• What to do: Copy everything in the blog post below from "Our current version" down to "the next round.", word for word.

• Article:
Thursday, January 19, 2012

Inspired by the Book: The Bun Also Rises

It began with The Bun Also Rises. My friend and I, both English majors with a penchant for word games, began, completely spontaneously, texting each other book title-food item puns. Neither of us can remember why it started, nor did we ever discuss the rules to our game.  Eventually, we had a list of over a hundred book-food combos.  Among the best of them: Candide Yams, Love in the Time of Cauliflower, and 100 Years of Solid Foods.

As I said, The Bun Also Rises was only the beginning.  Our game's gone through many iterations now, with no theme being too stupid for our consideration (case in point, the short-lived cat-themed round, from whence came Catlass Shrugged). We made our own the game the late Christopher Hitchens and Salman Rushdie played, in which you take a classic book title and make it lame: Celsius 232.78, A Tale of Two Unincorporated Census-Designated Places, The Pretty Good Gatsby... It's harder than you'd think.

Our current version is the most challenging yet: book titles crossed with TV shows. The short list, so far:

  1. Clarissa Explains it All (works for Clarissa OR Mrs. Dalloway! Double points!)
  2. Death of Two and a Half Salesmen
  3. On the Road Rules (followed by Around the Real World in 80 Days)
  4. Full House of Mirth
  5. Are You There God? It's Me, Matlock
  6. Saved by the Bell Jar
  7. Tuesdays with Maury
  8. The West Wings of the Dove
I won't say which of us came up with what. But I am opening the game up to all you internet-folk out there. Leave your best puns and suggest new, equally ridiculous themes for the next round. 

Friday, January 13, 2012

Authors Atwitter

A couple months ago, I wrote about Salman Rushdie's foray into Twitter, a beautiful little experiment on language and the literary community. This week the New York Times published an article by Anne Trubek on the same topic, which makes me feel a) awesome about being ahead of the Times, and b) underachieving because their article is so good.

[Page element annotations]
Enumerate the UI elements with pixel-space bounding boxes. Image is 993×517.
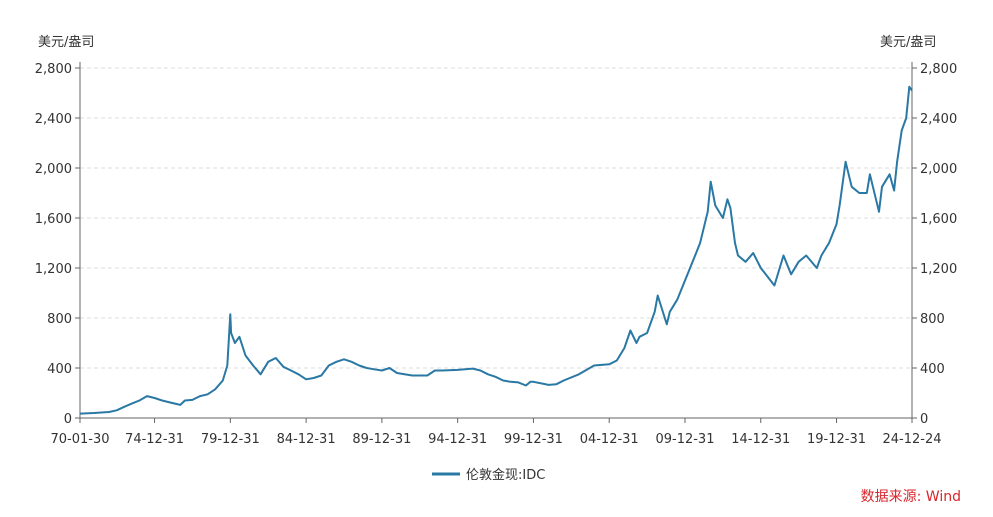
x-tick-label: 74-12-31 bbox=[125, 432, 184, 447]
x-tick-label: 19-12-31 bbox=[807, 432, 866, 447]
y-ticks-right: 0 400 800 1,200 1,600 2,000 2,400 2,800 bbox=[912, 62, 957, 427]
grid-lines bbox=[80, 67, 912, 369]
x-tick-label: 04-12-31 bbox=[580, 432, 639, 447]
y-unit-left: 美元/盎司 bbox=[38, 35, 94, 50]
y-tick-label-right: 1,600 bbox=[920, 212, 957, 227]
y-tick-label-left: 1,600 bbox=[35, 212, 72, 227]
y-tick-label-left: 2,800 bbox=[35, 62, 72, 77]
y-tick-label-right: 2,400 bbox=[920, 112, 957, 127]
y-tick-label-left: 0 bbox=[64, 412, 72, 427]
series-line bbox=[79, 85, 913, 415]
y-tick-label-right: 800 bbox=[920, 312, 945, 327]
y-tick-label-left: 2,400 bbox=[35, 112, 72, 127]
y-tick-label-right: 1,200 bbox=[920, 262, 957, 277]
x-tick-label: 99-12-31 bbox=[504, 432, 563, 447]
x-tick-label: 14-12-31 bbox=[731, 432, 790, 447]
x-tick-label: 70-01-30 bbox=[50, 432, 109, 447]
y-tick-label-right: 2,000 bbox=[920, 162, 957, 177]
y-tick-label-left: 400 bbox=[47, 362, 72, 377]
x-ticks: 70-01-30 74-12-31 79-12-31 84-12-31 89-12-31… bbox=[50, 418, 942, 447]
x-tick-label: 84-12-31 bbox=[277, 432, 336, 447]
y-tick-label-right: 0 bbox=[920, 412, 928, 427]
x-tick-label: 79-12-31 bbox=[201, 432, 260, 447]
y-ticks-left: 0 400 800 1,200 1,600 2,000 2,400 2,800 bbox=[35, 62, 80, 427]
y-tick-label-right: 2,800 bbox=[920, 62, 957, 77]
x-tick-label: 24-12-24 bbox=[882, 432, 941, 447]
y-tick-label-right: 400 bbox=[920, 362, 945, 377]
x-tick-label: 89-12-31 bbox=[352, 432, 411, 447]
y-tick-label-left: 800 bbox=[47, 312, 72, 327]
legend[interactable]: 伦敦金现:IDC bbox=[432, 467, 545, 483]
y-unit-right: 美元/盎司 bbox=[880, 35, 936, 50]
x-tick-label: 09-12-31 bbox=[655, 432, 714, 447]
legend-label: 伦敦金现:IDC bbox=[466, 467, 545, 483]
x-tick-label: 94-12-31 bbox=[428, 432, 487, 447]
y-tick-label-left: 2,000 bbox=[35, 162, 72, 177]
series-layer bbox=[79, 85, 913, 415]
y-tick-label-left: 1,200 bbox=[35, 262, 72, 277]
source-note: 数据来源: Wind bbox=[861, 489, 961, 505]
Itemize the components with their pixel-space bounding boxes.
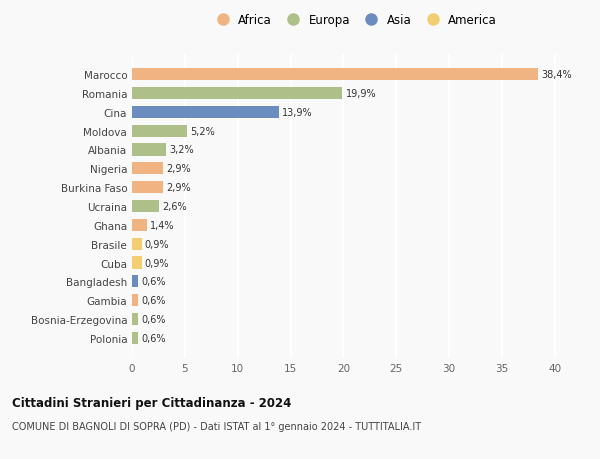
Text: 2,6%: 2,6% xyxy=(163,202,187,212)
Bar xyxy=(132,332,139,344)
Text: 0,6%: 0,6% xyxy=(142,296,166,306)
Bar xyxy=(132,238,142,250)
Bar xyxy=(132,163,163,175)
Bar xyxy=(132,88,343,100)
Text: 0,6%: 0,6% xyxy=(142,314,166,325)
Bar xyxy=(132,257,142,269)
Bar xyxy=(132,106,279,119)
Text: 2,9%: 2,9% xyxy=(166,164,190,174)
Text: 0,9%: 0,9% xyxy=(145,258,169,268)
Bar xyxy=(132,69,538,81)
Text: Cittadini Stranieri per Cittadinanza - 2024: Cittadini Stranieri per Cittadinanza - 2… xyxy=(12,396,292,409)
Bar xyxy=(132,276,139,288)
Text: 2,9%: 2,9% xyxy=(166,183,190,193)
Text: 0,6%: 0,6% xyxy=(142,277,166,287)
Bar xyxy=(132,125,187,137)
Text: 0,9%: 0,9% xyxy=(145,239,169,249)
Text: 19,9%: 19,9% xyxy=(346,89,376,99)
Bar xyxy=(132,182,163,194)
Legend: Africa, Europa, Asia, America: Africa, Europa, Asia, America xyxy=(211,14,497,27)
Text: 38,4%: 38,4% xyxy=(541,70,572,80)
Bar xyxy=(132,219,147,231)
Text: 5,2%: 5,2% xyxy=(190,126,215,136)
Bar xyxy=(132,144,166,156)
Bar xyxy=(132,294,139,307)
Bar xyxy=(132,201,160,213)
Bar xyxy=(132,313,139,325)
Text: 0,6%: 0,6% xyxy=(142,333,166,343)
Text: 13,9%: 13,9% xyxy=(282,107,313,118)
Text: 3,2%: 3,2% xyxy=(169,145,194,155)
Text: 1,4%: 1,4% xyxy=(150,220,175,230)
Text: COMUNE DI BAGNOLI DI SOPRA (PD) - Dati ISTAT al 1° gennaio 2024 - TUTTITALIA.IT: COMUNE DI BAGNOLI DI SOPRA (PD) - Dati I… xyxy=(12,421,421,431)
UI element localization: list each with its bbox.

• Response:
Our current version is the most challenging yet: book titles crossed with TV shows. The short list, so far:

  1. Clarissa Explains it All (works for Clarissa OR Mrs. Dalloway! Double points!)
  2. Death of Two and a Half Salesmen
  3. On the Road Rules (followed by Around the Real World in 80 Days)
  4. Full House of Mirth
  5. Are You There God? It's Me, Matlock
  6. Saved by the Bell Jar
  7. Tuesdays with Maury
  8. The West Wings of the Dove
I won't say which of us came up with what. But I am opening the game up to all you internet-folk out there. Leave your best puns and suggest new, equally ridiculous themes for the next round.